Repeat the full listing, word for word.
┄┄┄┄┄┄┄┄┄┄┄┄┄┄┄┄┄┄┄┄
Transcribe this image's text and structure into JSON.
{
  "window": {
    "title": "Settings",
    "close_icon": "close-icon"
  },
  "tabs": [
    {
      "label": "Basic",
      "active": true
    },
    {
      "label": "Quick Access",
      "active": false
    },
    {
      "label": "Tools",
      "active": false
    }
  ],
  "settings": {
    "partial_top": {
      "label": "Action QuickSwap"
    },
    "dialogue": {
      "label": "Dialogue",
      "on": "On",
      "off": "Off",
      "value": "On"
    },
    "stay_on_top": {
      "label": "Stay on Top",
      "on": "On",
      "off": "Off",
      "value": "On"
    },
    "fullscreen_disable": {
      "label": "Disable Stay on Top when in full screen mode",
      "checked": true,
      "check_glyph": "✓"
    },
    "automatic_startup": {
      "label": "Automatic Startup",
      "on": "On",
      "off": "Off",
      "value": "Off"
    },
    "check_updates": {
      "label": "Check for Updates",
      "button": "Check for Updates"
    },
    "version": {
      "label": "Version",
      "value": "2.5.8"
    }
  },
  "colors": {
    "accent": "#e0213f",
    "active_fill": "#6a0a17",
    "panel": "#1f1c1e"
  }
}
┄┄┄┄┄┄┄┄┄┄┄┄┄┄┄┄┄┄┄┄
Solution for this exercise:
Transcribe this image's text and structure into JSON.
{
  "window": {
    "title": "Settings",
    "close_icon": "close-icon"
  },
  "tabs": [
    {
      "label": "Basic",
      "active": true
    },
    {
      "label": "Quick Access",
      "active": false
    },
    {
      "label": "Tools",
      "active": false
    }
  ],
  "settings": {
    "partial_top": {
      "label": "Action QuickSwap"
    },
    "dialogue": {
      "label": "Dialogue",
      "on": "On",
      "off": "Off",
      "value": "On"
    },
    "stay_on_top": {
      "label": "Stay on Top",
      "on": "On",
      "off": "Off",
      "value": "On"
    },
    "fullscreen_disable": {
      "label": "Disable Stay on Top when in full screen mode",
      "checked": true,
      "check_glyph": "✓"
    },
    "automatic_startup": {
      "label": "Automatic Startup",
      "on": "On",
      "off": "Off",
      "value": "Off"
    },
    "check_updates": {
      "label": "Check for Updates",
      "button": "Check for Updates"
    },
    "version": {
      "label": "Version",
      "value": "2.5.8"
    }
  },
  "colors": {
    "accent": "#e0213f",
    "active_fill": "#6a0a17",
    "panel": "#1f1c1e"
  }
}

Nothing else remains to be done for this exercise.